▶ _WORK TO BE COMPLETED_
Copy out every line of the records below word for word, omitting the pictures.

[Begin INFORMATION GIVEN]

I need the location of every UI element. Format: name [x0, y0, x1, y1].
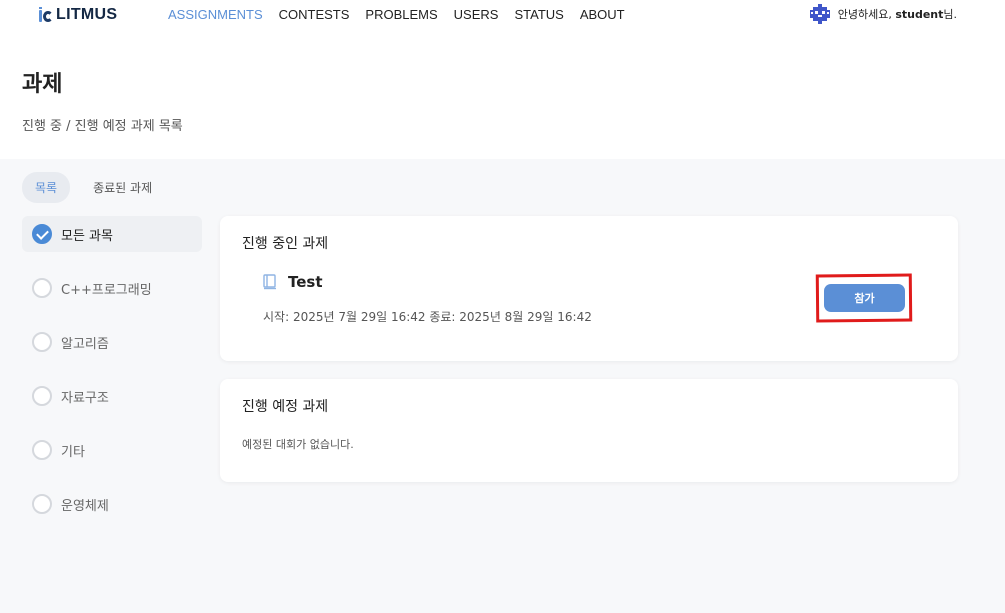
radio-circle-icon: [32, 332, 52, 352]
menu-item-assignments[interactable]: ASSIGNMENTS: [168, 7, 263, 22]
menu-item-users[interactable]: USERS: [454, 7, 499, 22]
user-greeting: 안녕하세요, student님.: [837, 8, 957, 21]
assignment-name[interactable]: Test: [288, 273, 323, 291]
tab-ended-assignments[interactable]: 종료된 과제: [80, 172, 165, 203]
menu-item-about[interactable]: ABOUT: [580, 7, 625, 22]
menu-item-problems[interactable]: PROBLEMS: [365, 7, 437, 22]
user-menu[interactable]: 안녕하세요, student님.: [809, 4, 957, 24]
litmus-logo[interactable]: LITMUS: [38, 6, 117, 24]
radio-circle-icon: [32, 440, 52, 460]
filter-label: 자료구조: [61, 390, 109, 406]
menu-item-contests[interactable]: CONTESTS: [279, 7, 350, 22]
join-button[interactable]: 참가: [824, 284, 905, 312]
upcoming-assignments-card: 진행 예정 과제 예정된 대회가 없습니다.: [220, 379, 958, 482]
empty-message: 예정된 대회가 없습니다.: [242, 438, 354, 451]
course-filter-sidebar: 모든 과목 C++프로그래밍 알고리즘 자료구조 기타 운영체제: [22, 216, 202, 540]
ongoing-assignments-card: 진행 중인 과제 Test 시작: 2025년 7월 29일 16:42 종료:…: [220, 216, 958, 361]
filter-label: 운영체제: [61, 498, 109, 514]
avatar-icon: [809, 4, 830, 24]
check-circle-icon: [32, 224, 52, 244]
filter-label: 알고리즘: [61, 336, 109, 352]
page-subtitle: 진행 중 / 진행 예정 과제 목록: [22, 119, 183, 134]
page-title: 과제: [22, 72, 63, 97]
top-navbar: LITMUS ASSIGNMENTS CONTESTS PROBLEMS USE…: [0, 0, 1005, 30]
main-menu: ASSIGNMENTS CONTESTS PROBLEMS USERS STAT…: [168, 7, 641, 22]
menu-item-status[interactable]: STATUS: [514, 7, 563, 22]
filter-operating-systems[interactable]: 운영체제: [22, 486, 202, 522]
filter-etc[interactable]: 기타: [22, 432, 202, 468]
filter-algorithms[interactable]: 알고리즘: [22, 324, 202, 360]
ongoing-section-title: 진행 중인 과제: [242, 236, 329, 252]
logo-mark-icon: [38, 7, 54, 23]
tab-list[interactable]: 목록: [22, 172, 71, 203]
tab-bar: 목록 종료된 과제: [22, 172, 165, 203]
filter-label: 모든 과목: [61, 228, 113, 244]
radio-circle-icon: [32, 494, 52, 514]
filter-label: C++프로그래밍: [61, 282, 152, 298]
radio-circle-icon: [32, 386, 52, 406]
book-icon: [263, 274, 276, 290]
filter-cpp-programming[interactable]: C++프로그래밍: [22, 270, 202, 306]
radio-circle-icon: [32, 278, 52, 298]
filter-all-courses[interactable]: 모든 과목: [22, 216, 202, 252]
username: student: [895, 8, 944, 21]
assignment-period: 시작: 2025년 7월 29일 16:42 종료: 2025년 8월 29일 …: [263, 310, 592, 324]
upcoming-section-title: 진행 예정 과제: [242, 399, 329, 415]
logo-text: LITMUS: [56, 6, 118, 23]
filter-label: 기타: [61, 444, 85, 460]
filter-data-structures[interactable]: 자료구조: [22, 378, 202, 414]
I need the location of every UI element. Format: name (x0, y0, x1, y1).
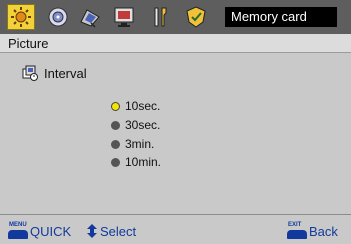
back-label: Back (309, 224, 338, 239)
setup-shield-icon[interactable] (183, 5, 209, 29)
picture-settings-icon[interactable] (7, 4, 35, 30)
radio-selected-icon (111, 101, 120, 111)
option-10sec[interactable]: 10sec. (111, 98, 160, 114)
source-label: Memory card (225, 7, 337, 27)
footer-hints: MENU QUICK Select EXIT Back (0, 214, 351, 244)
quick-label: QUICK (30, 224, 72, 239)
exit-key-icon: EXIT (287, 222, 307, 239)
tv-menu-screen: Memory card Picture Interval 10sec. 30se… (0, 0, 351, 244)
quick-hint[interactable]: MENU QUICK (8, 221, 71, 239)
radio-icon (111, 139, 120, 149)
section-title: Picture (0, 34, 351, 53)
back-hint[interactable]: EXIT Back (287, 221, 338, 239)
radio-icon (111, 157, 120, 167)
up-down-arrows-icon (86, 223, 98, 239)
tools-icon[interactable] (147, 5, 173, 29)
channel-satellite-icon[interactable] (77, 5, 103, 29)
display-monitor-icon[interactable] (111, 5, 137, 29)
setting-label: Interval (44, 65, 87, 81)
option-label: 10min. (125, 155, 162, 169)
select-label: Select (100, 224, 137, 239)
sound-disc-icon[interactable] (45, 5, 71, 29)
option-label: 3min. (125, 137, 155, 151)
top-toolbar: Memory card (0, 0, 351, 34)
option-30sec[interactable]: 30sec. (111, 117, 160, 133)
option-3min[interactable]: 3min. (111, 136, 154, 152)
slideshow-interval-icon (22, 65, 38, 81)
menu-key-icon: MENU (8, 222, 28, 239)
option-10min[interactable]: 10min. (111, 154, 161, 170)
option-label: 10sec. (125, 99, 161, 113)
settings-panel: Interval 10sec. 30sec. 3min. 10min. (0, 54, 351, 214)
option-label: 30sec. (125, 118, 161, 132)
select-hint: Select (86, 221, 136, 239)
radio-icon (111, 120, 120, 130)
setting-interval[interactable]: Interval (22, 64, 87, 82)
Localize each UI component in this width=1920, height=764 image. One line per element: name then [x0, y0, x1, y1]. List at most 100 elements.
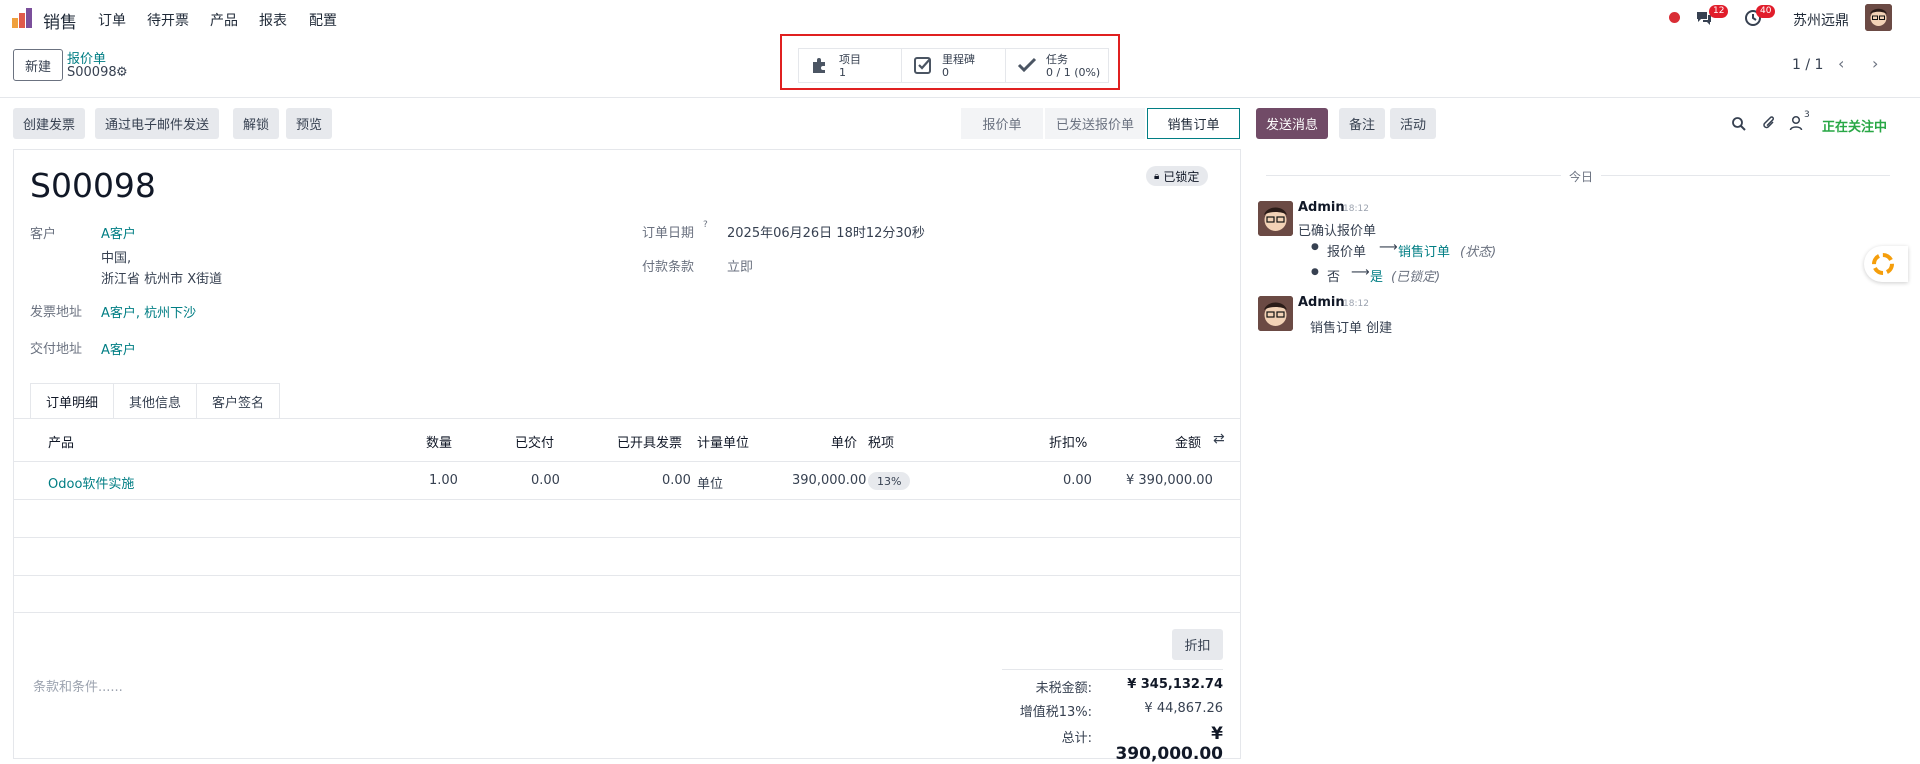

[End INFORMATION GIVEN]

▶ _TASK RESPONSE_
I need the location of every UI element. Format: name [x0, y0, x1, y1].
radio-circle-icon: [32, 332, 52, 352]
menu-item-assignments[interactable]: ASSIGNMENTS: [168, 7, 263, 22]
menu-item-users[interactable]: USERS: [454, 7, 499, 22]
user-greeting: 안녕하세요, student님.: [837, 8, 957, 21]
assignment-name[interactable]: Test: [288, 273, 323, 291]
tab-ended-assignments[interactable]: 종료된 과제: [80, 172, 165, 203]
menu-item-about[interactable]: ABOUT: [580, 7, 625, 22]
menu-item-problems[interactable]: PROBLEMS: [365, 7, 437, 22]
user-menu[interactable]: 안녕하세요, student님.: [809, 4, 957, 24]
litmus-logo[interactable]: LITMUS: [38, 6, 117, 24]
radio-circle-icon: [32, 440, 52, 460]
filter-label: 자료구조: [61, 390, 109, 406]
menu-item-contests[interactable]: CONTESTS: [279, 7, 350, 22]
join-button[interactable]: 참가: [824, 284, 905, 312]
upcoming-assignments-card: 진행 예정 과제 예정된 대회가 없습니다.: [220, 379, 958, 482]
empty-message: 예정된 대회가 없습니다.: [242, 438, 354, 451]
course-filter-sidebar: 모든 과목 C++프로그래밍 알고리즘 자료구조 기타 운영체제: [22, 216, 202, 540]
ongoing-assignments-card: 진행 중인 과제 Test 시작: 2025년 7월 29일 16:42 종료:…: [220, 216, 958, 361]
filter-label: 운영체제: [61, 498, 109, 514]
avatar-icon: [809, 4, 830, 24]
check-circle-icon: [32, 224, 52, 244]
filter-label: 알고리즘: [61, 336, 109, 352]
page-subtitle: 진행 중 / 진행 예정 과제 목록: [22, 119, 183, 134]
page-title: 과제: [22, 72, 63, 97]
top-navbar: LITMUS ASSIGNMENTS CONTESTS PROBLEMS USE…: [0, 0, 1005, 30]
main-menu: ASSIGNMENTS CONTESTS PROBLEMS USERS STAT…: [168, 7, 641, 22]
menu-item-status[interactable]: STATUS: [514, 7, 563, 22]
filter-operating-systems[interactable]: 운영체제: [22, 486, 202, 522]
filter-etc[interactable]: 기타: [22, 432, 202, 468]
filter-algorithms[interactable]: 알고리즘: [22, 324, 202, 360]
ongoing-section-title: 진행 중인 과제: [242, 236, 329, 252]
logo-mark-icon: [38, 7, 54, 23]
tab-list[interactable]: 목록: [22, 172, 71, 203]
tab-bar: 목록 종료된 과제: [22, 172, 165, 203]
filter-label: 모든 과목: [61, 228, 113, 244]
radio-circle-icon: [32, 494, 52, 514]
filter-label: C++프로그래밍: [61, 282, 152, 298]
radio-circle-icon: [32, 386, 52, 406]
book-icon: [263, 274, 276, 290]
filter-cpp-programming[interactable]: C++프로그래밍: [22, 270, 202, 306]
radio-circle-icon: [32, 278, 52, 298]
filter-all-courses[interactable]: 모든 과목: [22, 216, 202, 252]
username: student: [895, 8, 944, 21]
assignment-period: 시작: 2025년 7월 29일 16:42 종료: 2025년 8월 29일 …: [263, 310, 592, 324]
upcoming-section-title: 진행 예정 과제: [242, 399, 329, 415]
logo-text: LITMUS: [56, 6, 118, 23]
filter-label: 기타: [61, 444, 85, 460]
filter-data-structures[interactable]: 자료구조: [22, 378, 202, 414]
I need the location of every UI element. Format: name (x0, y0, x1, y1).
back-label: Back (309, 224, 338, 239)
setup-shield-icon[interactable] (183, 5, 209, 29)
picture-settings-icon[interactable] (7, 4, 35, 30)
radio-selected-icon (111, 101, 120, 111)
option-10sec[interactable]: 10sec. (111, 98, 160, 114)
source-label: Memory card (225, 7, 337, 27)
footer-hints: MENU QUICK Select EXIT Back (0, 214, 351, 244)
quick-label: QUICK (30, 224, 72, 239)
exit-key-icon: EXIT (287, 222, 307, 239)
tv-menu-screen: Memory card Picture Interval 10sec. 30se… (0, 0, 351, 244)
quick-hint[interactable]: MENU QUICK (8, 221, 71, 239)
radio-icon (111, 139, 120, 149)
section-title: Picture (0, 34, 351, 53)
back-hint[interactable]: EXIT Back (287, 221, 338, 239)
radio-icon (111, 157, 120, 167)
up-down-arrows-icon (86, 223, 98, 239)
tools-icon[interactable] (147, 5, 173, 29)
channel-satellite-icon[interactable] (77, 5, 103, 29)
display-monitor-icon[interactable] (111, 5, 137, 29)
setting-label: Interval (44, 65, 87, 81)
option-label: 10min. (125, 155, 162, 169)
select-label: Select (100, 224, 137, 239)
sound-disc-icon[interactable] (45, 5, 71, 29)
option-label: 3min. (125, 137, 155, 151)
top-toolbar: Memory card (0, 0, 351, 34)
option-30sec[interactable]: 30sec. (111, 117, 160, 133)
option-3min[interactable]: 3min. (111, 136, 154, 152)
slideshow-interval-icon (22, 65, 38, 81)
menu-key-icon: MENU (8, 222, 28, 239)
option-10min[interactable]: 10min. (111, 154, 161, 170)
option-label: 10sec. (125, 99, 161, 113)
settings-panel: Interval 10sec. 30sec. 3min. 10min. (0, 54, 351, 214)
option-label: 30sec. (125, 118, 161, 132)
select-hint: Select (86, 221, 136, 239)
radio-icon (111, 120, 120, 130)
setting-interval[interactable]: Interval (22, 64, 87, 82)
Localize each UI component in this width=1920, height=764 image. One line per element: name then [x0, y0, x1, y1]. List at most 100 elements.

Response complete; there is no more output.